### Directive
Transcribe the data that follows precisely, omitting nothing.
### Records provided ###
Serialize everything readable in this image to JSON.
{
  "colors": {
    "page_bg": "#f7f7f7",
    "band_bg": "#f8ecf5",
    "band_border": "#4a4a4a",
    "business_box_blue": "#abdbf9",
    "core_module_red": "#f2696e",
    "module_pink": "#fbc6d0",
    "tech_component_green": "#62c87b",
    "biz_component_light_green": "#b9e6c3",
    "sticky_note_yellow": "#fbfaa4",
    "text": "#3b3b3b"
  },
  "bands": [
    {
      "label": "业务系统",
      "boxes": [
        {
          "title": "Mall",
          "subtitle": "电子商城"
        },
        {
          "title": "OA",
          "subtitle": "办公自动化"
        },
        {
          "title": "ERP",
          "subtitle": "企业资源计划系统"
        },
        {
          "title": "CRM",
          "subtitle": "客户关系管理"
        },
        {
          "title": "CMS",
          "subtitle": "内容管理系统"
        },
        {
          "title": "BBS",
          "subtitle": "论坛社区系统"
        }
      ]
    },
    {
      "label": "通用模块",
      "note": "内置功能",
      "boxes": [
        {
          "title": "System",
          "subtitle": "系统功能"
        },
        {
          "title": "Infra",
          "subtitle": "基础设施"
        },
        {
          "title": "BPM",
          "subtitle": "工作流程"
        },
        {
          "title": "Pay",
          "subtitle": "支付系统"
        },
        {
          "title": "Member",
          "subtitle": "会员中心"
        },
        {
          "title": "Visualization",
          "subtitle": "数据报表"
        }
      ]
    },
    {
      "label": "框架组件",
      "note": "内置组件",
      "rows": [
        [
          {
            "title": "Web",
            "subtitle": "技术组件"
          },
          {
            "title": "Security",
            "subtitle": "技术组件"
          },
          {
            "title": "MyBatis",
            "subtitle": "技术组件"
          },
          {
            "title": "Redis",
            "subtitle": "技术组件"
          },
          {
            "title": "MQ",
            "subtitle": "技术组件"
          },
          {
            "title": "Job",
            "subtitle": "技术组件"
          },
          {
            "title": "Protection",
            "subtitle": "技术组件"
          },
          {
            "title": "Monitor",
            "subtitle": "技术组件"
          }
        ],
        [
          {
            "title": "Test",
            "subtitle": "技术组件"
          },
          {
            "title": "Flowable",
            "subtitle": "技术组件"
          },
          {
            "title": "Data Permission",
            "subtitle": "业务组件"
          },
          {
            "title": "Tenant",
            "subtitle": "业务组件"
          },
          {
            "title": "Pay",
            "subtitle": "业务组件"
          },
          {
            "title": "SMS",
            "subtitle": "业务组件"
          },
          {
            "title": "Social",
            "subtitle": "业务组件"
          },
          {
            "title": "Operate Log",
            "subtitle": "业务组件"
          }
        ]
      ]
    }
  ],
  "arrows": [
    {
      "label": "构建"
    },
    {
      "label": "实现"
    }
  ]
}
###
### Worked solution
Serialize everything readable in this image to JSON.
{
  "colors": {
    "page_bg": "#f7f7f7",
    "band_bg": "#f8ecf5",
    "band_border": "#4a4a4a",
    "business_box_blue": "#abdbf9",
    "core_module_red": "#f2696e",
    "module_pink": "#fbc6d0",
    "tech_component_green": "#62c87b",
    "biz_component_light_green": "#b9e6c3",
    "sticky_note_yellow": "#fbfaa4",
    "text": "#3b3b3b"
  },
  "bands": [
    {
      "label": "业务系统",
      "boxes": [
        {
          "title": "Mall",
          "subtitle": "电子商城"
        },
        {
          "title": "OA",
          "subtitle": "办公自动化"
        },
        {
          "title": "ERP",
          "subtitle": "企业资源计划系统"
        },
        {
          "title": "CRM",
          "subtitle": "客户关系管理"
        },
        {
          "title": "CMS",
          "subtitle": "内容管理系统"
        },
        {
          "title": "BBS",
          "subtitle": "论坛社区系统"
        }
      ]
    },
    {
      "label": "通用模块",
      "note": "内置功能",
      "boxes": [
        {
          "title": "System",
          "subtitle": "系统功能"
        },
        {
          "title": "Infra",
          "subtitle": "基础设施"
        },
        {
          "title": "BPM",
          "subtitle": "工作流程"
        },
        {
          "title": "Pay",
          "subtitle": "支付系统"
        },
        {
          "title": "Member",
          "subtitle": "会员中心"
        },
        {
          "title": "Visualization",
          "subtitle": "数据报表"
        }
      ]
    },
    {
      "label": "框架组件",
      "note": "内置组件",
      "rows": [
        [
          {
            "title": "Web",
            "subtitle": "技术组件"
          },
          {
            "title": "Security",
            "subtitle": "技术组件"
          },
          {
            "title": "MyBatis",
            "subtitle": "技术组件"
          },
          {
            "title": "Redis",
            "subtitle": "技术组件"
          },
          {
            "title": "MQ",
            "subtitle": "技术组件"
          },
          {
            "title": "Job",
            "subtitle": "技术组件"
          },
          {
            "title": "Protection",
            "subtitle": "技术组件"
          },
          {
            "title": "Monitor",
            "subtitle": "技术组件"
          }
        ],
        [
          {
            "title": "Test",
            "subtitle": "技术组件"
          },
          {
            "title": "Flowable",
            "subtitle": "技术组件"
          },
          {
            "title": "Data Permission",
            "subtitle": "业务组件"
          },
          {
            "title": "Tenant",
            "subtitle": "业务组件"
          },
          {
            "title": "Pay",
            "subtitle": "业务组件"
          },
          {
            "title": "SMS",
            "subtitle": "业务组件"
          },
          {
            "title": "Social",
            "subtitle": "业务组件"
          },
          {
            "title": "Operate Log",
            "subtitle": "业务组件"
          }
        ]
      ]
    }
  ],
  "arrows": [
    {
      "label": "构建"
    },
    {
      "label": "实现"
    }
  ]
}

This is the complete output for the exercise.